* Start *

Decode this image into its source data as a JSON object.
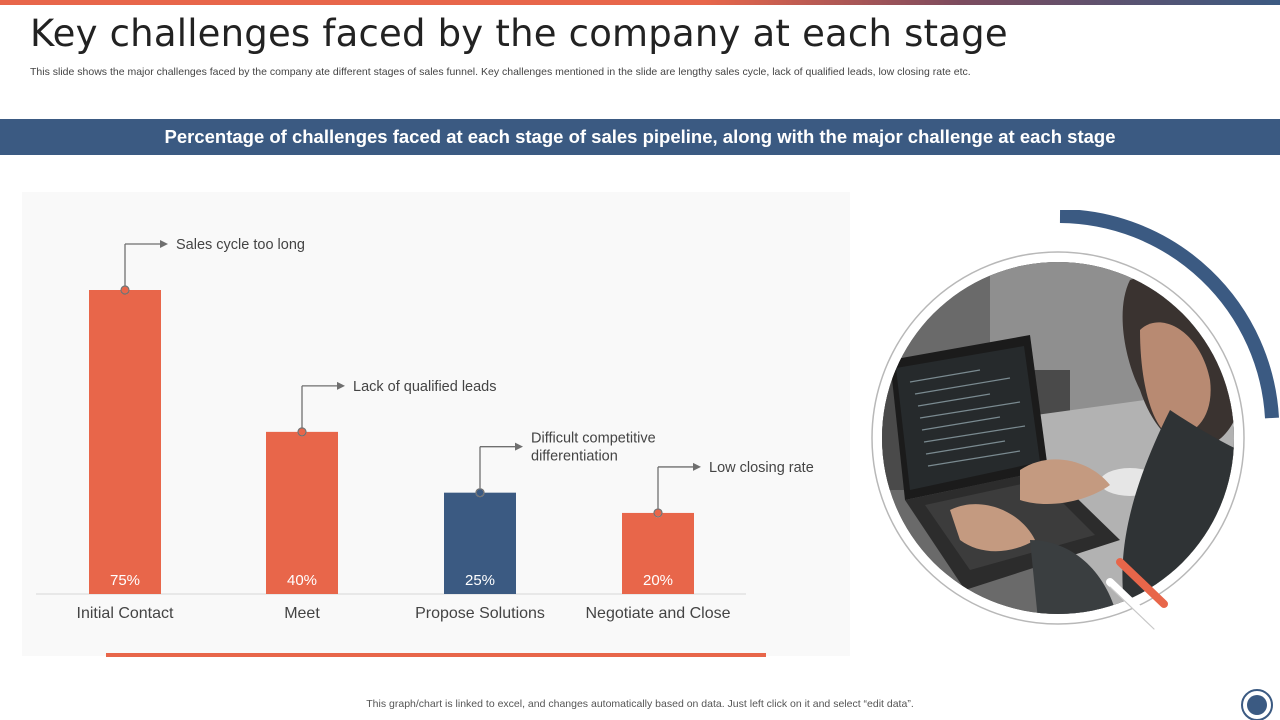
{
  "slide": {
    "title": "Key challenges faced by the company at each stage",
    "subtitle": "This slide shows the major challenges faced by the company ate different stages of sales funnel. Key challenges mentioned in the slide are lengthy sales cycle, lack of qualified leads, low closing rate etc.",
    "banner": "Percentage of challenges faced at each stage of sales pipeline, along with the major challenge at each stage",
    "footer": "This graph/chart is linked to excel,  and changes automatically based on data. Just left click on it and select “edit data”."
  },
  "colors": {
    "accent": "#e8664a",
    "primary": "#3b5a82"
  },
  "chart_data": {
    "type": "bar",
    "categories": [
      "Initial Contact",
      "Meet",
      "Propose Solutions",
      "Negotiate and Close"
    ],
    "values": [
      75,
      40,
      25,
      20
    ],
    "value_labels": [
      "75%",
      "40%",
      "25%",
      "20%"
    ],
    "bar_colors": [
      "#e8664a",
      "#e8664a",
      "#3b5a82",
      "#e8664a"
    ],
    "annotations": [
      [
        "Sales cycle too long"
      ],
      [
        "Lack of qualified leads"
      ],
      [
        "Difficult competitive",
        "differentiation"
      ],
      [
        "Low closing rate"
      ]
    ],
    "title": "",
    "xlabel": "",
    "ylabel": "",
    "grid": false,
    "legend": "none"
  }
}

* End *

▶ **PROBLEM REQUIREMENTS**:
Search the data for "each". Copy every matching line.

▶ **THE SOLUTION**:
    "title": "Key challenges faced by the company at each stage",
    "banner": "Percentage of challenges faced at each stage of sales pipeline, along with the major challenge at each stage",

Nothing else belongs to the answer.